BEGIN RECORDED INFORMATION

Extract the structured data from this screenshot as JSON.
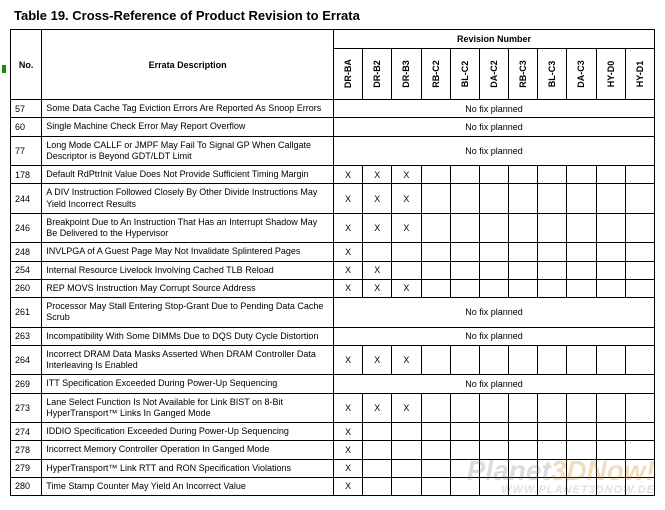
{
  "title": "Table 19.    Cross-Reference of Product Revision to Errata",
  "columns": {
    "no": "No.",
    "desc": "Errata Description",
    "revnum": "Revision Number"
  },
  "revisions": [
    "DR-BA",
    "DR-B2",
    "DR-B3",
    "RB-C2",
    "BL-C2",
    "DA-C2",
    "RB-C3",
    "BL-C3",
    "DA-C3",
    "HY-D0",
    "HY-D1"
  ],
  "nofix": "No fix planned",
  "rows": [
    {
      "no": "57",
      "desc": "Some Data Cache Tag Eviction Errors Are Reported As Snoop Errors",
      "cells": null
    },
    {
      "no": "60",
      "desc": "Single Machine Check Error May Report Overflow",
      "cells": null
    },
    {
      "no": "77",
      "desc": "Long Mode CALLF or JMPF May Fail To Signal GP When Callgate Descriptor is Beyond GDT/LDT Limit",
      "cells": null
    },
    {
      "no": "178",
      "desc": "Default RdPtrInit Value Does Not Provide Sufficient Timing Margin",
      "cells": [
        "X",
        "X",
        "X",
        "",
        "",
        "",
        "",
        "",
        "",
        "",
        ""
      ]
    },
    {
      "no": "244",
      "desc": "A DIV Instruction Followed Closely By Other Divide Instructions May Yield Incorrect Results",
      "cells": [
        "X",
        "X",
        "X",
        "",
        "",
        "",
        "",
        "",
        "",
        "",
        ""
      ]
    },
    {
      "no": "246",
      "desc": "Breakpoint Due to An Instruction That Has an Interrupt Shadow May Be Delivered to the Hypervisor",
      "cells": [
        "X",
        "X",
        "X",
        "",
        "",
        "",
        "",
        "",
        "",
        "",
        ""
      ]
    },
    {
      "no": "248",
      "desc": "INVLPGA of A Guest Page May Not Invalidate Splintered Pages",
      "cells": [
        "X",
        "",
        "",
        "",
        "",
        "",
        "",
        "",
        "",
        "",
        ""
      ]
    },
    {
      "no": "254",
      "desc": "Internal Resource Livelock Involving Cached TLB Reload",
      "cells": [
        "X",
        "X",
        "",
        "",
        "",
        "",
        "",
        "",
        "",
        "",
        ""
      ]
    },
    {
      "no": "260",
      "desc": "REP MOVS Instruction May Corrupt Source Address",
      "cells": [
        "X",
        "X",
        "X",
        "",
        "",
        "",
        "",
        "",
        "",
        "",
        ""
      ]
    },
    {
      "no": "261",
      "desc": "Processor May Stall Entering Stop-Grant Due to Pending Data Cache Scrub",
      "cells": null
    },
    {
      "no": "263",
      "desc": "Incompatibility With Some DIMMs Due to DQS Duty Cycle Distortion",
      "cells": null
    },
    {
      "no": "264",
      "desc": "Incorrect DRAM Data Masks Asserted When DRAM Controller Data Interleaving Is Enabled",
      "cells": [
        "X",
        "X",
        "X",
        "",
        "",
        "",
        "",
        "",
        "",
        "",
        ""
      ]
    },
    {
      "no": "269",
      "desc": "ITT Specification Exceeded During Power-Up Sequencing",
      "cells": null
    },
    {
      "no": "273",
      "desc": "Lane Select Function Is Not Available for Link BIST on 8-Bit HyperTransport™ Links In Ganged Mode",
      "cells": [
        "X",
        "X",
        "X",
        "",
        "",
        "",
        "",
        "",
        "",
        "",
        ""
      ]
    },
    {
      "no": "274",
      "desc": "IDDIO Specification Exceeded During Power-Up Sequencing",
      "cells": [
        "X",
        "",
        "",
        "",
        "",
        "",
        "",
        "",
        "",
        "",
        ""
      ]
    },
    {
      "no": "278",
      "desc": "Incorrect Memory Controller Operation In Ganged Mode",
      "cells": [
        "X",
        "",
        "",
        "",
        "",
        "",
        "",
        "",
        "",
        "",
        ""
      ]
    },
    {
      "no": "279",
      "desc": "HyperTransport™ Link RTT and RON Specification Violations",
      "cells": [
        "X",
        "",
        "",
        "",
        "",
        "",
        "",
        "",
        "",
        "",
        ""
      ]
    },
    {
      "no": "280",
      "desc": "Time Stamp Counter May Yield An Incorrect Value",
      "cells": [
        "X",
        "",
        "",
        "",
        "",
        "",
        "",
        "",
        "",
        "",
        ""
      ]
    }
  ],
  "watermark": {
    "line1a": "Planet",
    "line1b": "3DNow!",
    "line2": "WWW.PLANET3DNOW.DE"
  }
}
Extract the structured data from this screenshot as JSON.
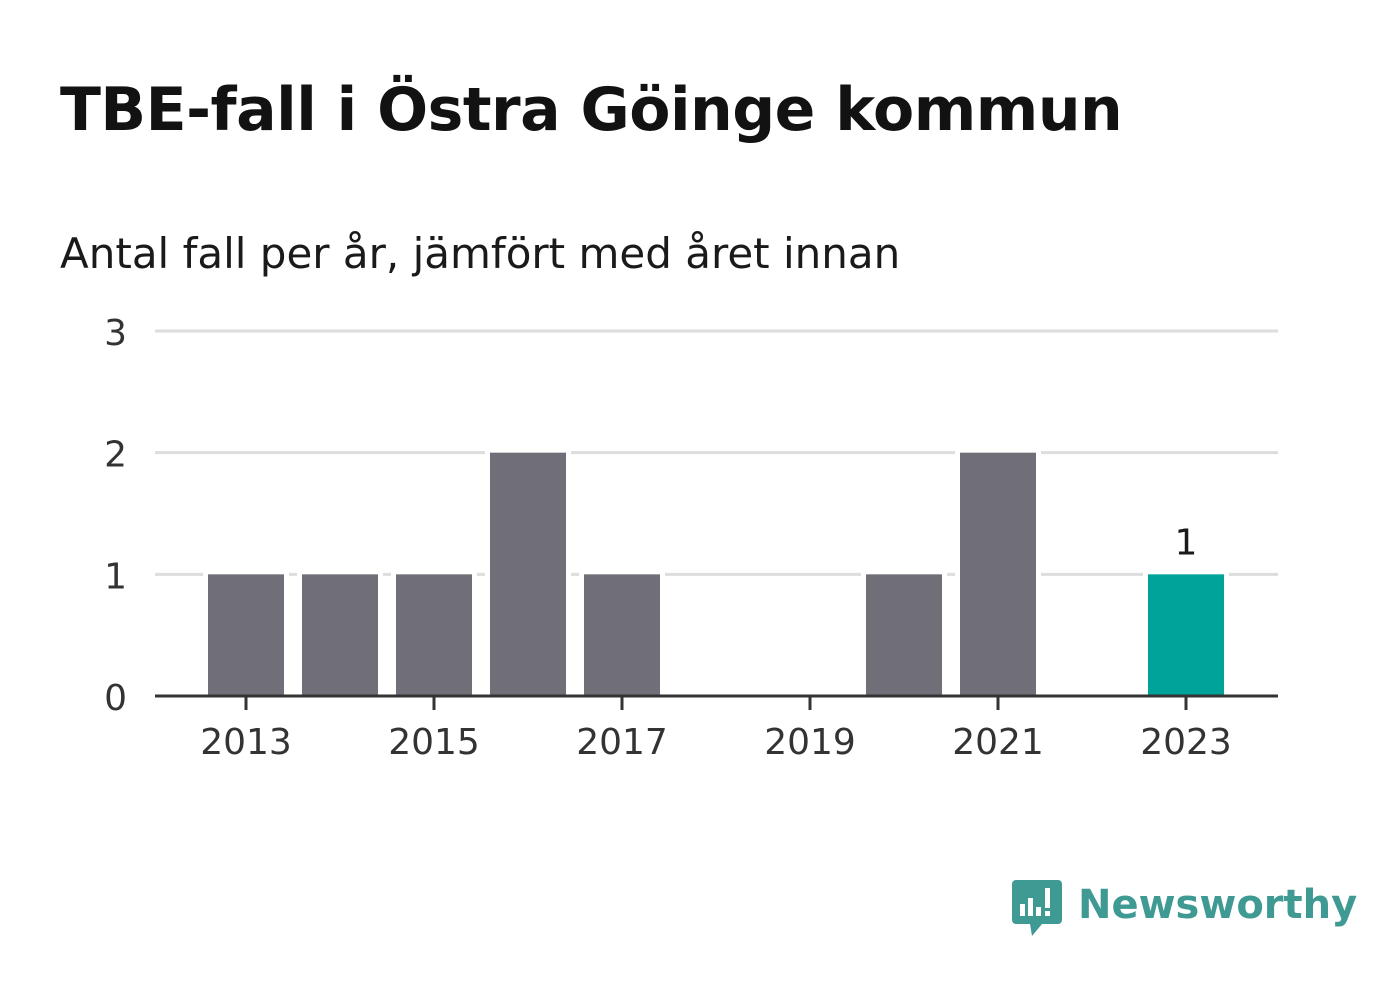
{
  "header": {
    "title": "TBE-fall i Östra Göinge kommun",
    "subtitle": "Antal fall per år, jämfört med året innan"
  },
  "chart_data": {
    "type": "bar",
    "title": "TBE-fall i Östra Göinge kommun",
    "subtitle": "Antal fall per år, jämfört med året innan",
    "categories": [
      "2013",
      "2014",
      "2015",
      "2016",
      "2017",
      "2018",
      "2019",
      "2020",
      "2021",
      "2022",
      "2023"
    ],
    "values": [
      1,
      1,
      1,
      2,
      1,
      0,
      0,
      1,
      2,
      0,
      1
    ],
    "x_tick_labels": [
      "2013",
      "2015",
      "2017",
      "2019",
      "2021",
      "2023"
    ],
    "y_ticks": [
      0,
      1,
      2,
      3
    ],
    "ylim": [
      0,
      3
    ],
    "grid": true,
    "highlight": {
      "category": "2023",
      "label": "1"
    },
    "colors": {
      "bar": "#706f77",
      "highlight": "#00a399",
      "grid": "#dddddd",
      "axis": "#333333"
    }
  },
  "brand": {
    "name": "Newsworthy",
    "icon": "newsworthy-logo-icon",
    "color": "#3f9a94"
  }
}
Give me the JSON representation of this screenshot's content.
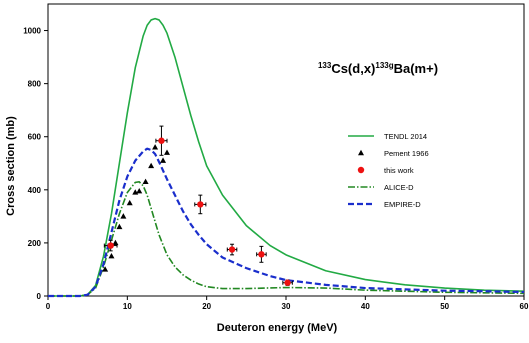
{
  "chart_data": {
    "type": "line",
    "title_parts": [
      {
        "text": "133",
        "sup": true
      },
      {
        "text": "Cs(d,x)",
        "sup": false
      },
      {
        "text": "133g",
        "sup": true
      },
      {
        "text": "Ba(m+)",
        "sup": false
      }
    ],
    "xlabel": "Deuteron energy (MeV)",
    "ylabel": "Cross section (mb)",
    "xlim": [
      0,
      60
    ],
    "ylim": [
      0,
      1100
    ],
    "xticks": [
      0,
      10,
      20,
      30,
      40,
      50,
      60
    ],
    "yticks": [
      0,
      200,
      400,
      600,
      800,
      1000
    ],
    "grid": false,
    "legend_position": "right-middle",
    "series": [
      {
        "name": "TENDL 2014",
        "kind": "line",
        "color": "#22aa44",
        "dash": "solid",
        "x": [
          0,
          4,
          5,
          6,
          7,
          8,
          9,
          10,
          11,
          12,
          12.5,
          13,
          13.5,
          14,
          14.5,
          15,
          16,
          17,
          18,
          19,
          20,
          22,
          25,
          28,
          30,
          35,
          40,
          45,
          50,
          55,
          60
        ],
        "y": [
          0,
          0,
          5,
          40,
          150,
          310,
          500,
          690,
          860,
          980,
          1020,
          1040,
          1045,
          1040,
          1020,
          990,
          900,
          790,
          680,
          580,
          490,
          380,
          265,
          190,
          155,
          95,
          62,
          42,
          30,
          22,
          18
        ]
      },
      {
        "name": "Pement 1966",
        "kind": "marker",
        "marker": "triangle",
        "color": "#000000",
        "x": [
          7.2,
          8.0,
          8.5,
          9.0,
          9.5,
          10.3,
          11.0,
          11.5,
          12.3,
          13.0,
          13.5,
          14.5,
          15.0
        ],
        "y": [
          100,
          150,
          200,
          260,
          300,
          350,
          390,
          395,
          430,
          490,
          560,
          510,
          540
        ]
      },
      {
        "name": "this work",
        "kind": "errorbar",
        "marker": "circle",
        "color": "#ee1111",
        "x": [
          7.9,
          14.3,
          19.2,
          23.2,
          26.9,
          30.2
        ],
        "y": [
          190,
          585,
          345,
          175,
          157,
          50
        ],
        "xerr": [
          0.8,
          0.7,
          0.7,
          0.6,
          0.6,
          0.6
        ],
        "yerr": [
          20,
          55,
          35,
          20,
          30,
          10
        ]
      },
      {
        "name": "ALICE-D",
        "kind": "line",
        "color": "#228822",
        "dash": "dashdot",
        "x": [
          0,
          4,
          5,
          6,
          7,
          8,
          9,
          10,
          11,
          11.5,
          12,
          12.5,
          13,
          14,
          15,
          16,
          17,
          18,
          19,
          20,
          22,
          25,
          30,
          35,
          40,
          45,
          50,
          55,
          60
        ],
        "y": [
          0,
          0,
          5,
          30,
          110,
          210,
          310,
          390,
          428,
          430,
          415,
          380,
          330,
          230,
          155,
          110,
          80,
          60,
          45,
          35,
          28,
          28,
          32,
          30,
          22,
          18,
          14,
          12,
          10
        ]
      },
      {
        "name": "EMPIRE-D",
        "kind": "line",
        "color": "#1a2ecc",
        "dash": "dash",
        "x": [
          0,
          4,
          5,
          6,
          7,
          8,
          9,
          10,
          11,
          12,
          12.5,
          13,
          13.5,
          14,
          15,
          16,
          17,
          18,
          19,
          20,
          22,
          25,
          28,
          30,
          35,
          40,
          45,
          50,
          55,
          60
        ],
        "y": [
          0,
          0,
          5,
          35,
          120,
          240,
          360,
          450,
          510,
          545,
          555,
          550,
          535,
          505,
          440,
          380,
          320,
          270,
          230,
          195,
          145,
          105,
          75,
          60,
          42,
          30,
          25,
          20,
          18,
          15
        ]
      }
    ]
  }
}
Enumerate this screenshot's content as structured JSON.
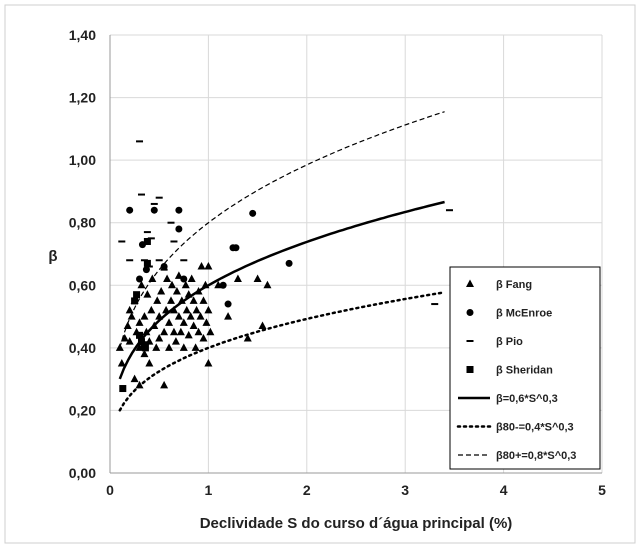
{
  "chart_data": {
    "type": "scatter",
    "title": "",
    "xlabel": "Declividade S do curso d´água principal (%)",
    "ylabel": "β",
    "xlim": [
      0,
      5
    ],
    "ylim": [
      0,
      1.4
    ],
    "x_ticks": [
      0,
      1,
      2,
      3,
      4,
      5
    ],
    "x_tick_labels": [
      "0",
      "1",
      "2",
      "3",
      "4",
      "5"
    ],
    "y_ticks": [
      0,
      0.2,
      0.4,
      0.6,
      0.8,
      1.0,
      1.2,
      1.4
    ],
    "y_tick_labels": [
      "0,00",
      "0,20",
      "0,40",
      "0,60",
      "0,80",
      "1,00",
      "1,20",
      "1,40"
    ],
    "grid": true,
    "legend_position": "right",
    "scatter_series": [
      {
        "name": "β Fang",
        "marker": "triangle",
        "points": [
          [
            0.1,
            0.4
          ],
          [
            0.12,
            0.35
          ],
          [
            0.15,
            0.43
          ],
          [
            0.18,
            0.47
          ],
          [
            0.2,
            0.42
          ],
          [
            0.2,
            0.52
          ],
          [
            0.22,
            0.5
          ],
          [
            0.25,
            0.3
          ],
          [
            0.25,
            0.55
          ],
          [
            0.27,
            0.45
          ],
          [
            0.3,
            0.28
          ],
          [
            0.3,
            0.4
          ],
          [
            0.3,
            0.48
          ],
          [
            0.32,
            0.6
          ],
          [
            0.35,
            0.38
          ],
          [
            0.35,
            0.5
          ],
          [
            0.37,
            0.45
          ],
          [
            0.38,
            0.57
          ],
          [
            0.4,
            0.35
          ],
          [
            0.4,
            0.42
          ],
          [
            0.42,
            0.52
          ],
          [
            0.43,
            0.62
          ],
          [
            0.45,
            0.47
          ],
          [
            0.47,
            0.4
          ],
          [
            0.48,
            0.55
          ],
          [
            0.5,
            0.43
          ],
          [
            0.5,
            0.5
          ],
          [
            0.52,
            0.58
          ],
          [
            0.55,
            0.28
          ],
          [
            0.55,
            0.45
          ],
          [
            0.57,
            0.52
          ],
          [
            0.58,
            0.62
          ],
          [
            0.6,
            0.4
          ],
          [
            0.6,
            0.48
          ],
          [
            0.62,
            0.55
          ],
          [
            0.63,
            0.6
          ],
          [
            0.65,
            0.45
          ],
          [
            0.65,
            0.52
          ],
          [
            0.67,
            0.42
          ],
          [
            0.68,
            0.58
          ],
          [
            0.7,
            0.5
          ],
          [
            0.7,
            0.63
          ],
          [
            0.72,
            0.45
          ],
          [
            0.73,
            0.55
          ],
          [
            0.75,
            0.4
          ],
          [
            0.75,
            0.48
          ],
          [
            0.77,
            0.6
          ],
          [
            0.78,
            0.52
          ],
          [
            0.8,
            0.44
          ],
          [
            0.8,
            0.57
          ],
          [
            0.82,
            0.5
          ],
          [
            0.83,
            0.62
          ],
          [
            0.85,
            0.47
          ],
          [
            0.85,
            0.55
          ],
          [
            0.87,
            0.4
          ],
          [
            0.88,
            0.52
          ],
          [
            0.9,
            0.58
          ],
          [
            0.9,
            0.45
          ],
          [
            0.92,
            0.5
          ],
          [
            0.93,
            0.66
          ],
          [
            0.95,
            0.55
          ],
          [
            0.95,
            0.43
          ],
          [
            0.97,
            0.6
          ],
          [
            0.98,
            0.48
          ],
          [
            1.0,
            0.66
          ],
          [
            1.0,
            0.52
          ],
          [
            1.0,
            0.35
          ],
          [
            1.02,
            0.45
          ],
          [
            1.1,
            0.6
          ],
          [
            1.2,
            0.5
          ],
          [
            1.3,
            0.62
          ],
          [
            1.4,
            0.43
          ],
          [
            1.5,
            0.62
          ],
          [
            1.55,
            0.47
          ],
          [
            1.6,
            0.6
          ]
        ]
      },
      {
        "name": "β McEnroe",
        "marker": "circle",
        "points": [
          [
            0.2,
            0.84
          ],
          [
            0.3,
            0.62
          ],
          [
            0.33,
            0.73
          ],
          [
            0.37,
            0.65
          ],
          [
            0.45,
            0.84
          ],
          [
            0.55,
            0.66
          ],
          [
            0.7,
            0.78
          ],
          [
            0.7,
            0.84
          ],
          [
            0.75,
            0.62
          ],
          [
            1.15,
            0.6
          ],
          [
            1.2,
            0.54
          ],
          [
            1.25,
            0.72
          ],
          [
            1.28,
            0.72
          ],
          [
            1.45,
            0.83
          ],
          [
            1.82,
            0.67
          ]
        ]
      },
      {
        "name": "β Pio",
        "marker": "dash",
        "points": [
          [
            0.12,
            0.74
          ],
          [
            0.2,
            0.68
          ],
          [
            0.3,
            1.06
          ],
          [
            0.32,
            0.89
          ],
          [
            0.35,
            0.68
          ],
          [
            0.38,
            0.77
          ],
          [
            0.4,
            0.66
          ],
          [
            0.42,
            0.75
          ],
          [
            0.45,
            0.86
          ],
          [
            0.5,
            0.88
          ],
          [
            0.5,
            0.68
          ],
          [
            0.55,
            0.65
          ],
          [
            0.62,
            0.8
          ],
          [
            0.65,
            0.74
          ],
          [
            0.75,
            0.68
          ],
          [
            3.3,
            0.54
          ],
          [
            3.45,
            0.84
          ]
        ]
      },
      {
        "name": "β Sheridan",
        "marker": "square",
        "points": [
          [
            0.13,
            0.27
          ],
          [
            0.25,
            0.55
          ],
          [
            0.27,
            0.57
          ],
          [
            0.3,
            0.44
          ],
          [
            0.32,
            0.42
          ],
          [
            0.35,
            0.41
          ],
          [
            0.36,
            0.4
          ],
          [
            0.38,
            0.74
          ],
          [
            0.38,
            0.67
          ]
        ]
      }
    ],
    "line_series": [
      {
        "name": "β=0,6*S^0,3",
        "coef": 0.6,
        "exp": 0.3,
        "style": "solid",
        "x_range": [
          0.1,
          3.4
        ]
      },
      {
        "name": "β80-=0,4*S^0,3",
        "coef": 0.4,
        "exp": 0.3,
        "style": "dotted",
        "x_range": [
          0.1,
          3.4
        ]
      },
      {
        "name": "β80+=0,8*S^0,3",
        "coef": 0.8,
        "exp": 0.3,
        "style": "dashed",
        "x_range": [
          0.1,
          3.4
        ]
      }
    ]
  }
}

END RECORDED INFORMATION

WHAT YOU HAVE TO DO
Copy each line that contains the word "Exceeded".

RESPONSE TO THIS EXERCISE
      "desc": "ITT Specification Exceeded During Power-Up Sequencing",
      "desc": "IDDIO Specification Exceeded During Power-Up Sequencing",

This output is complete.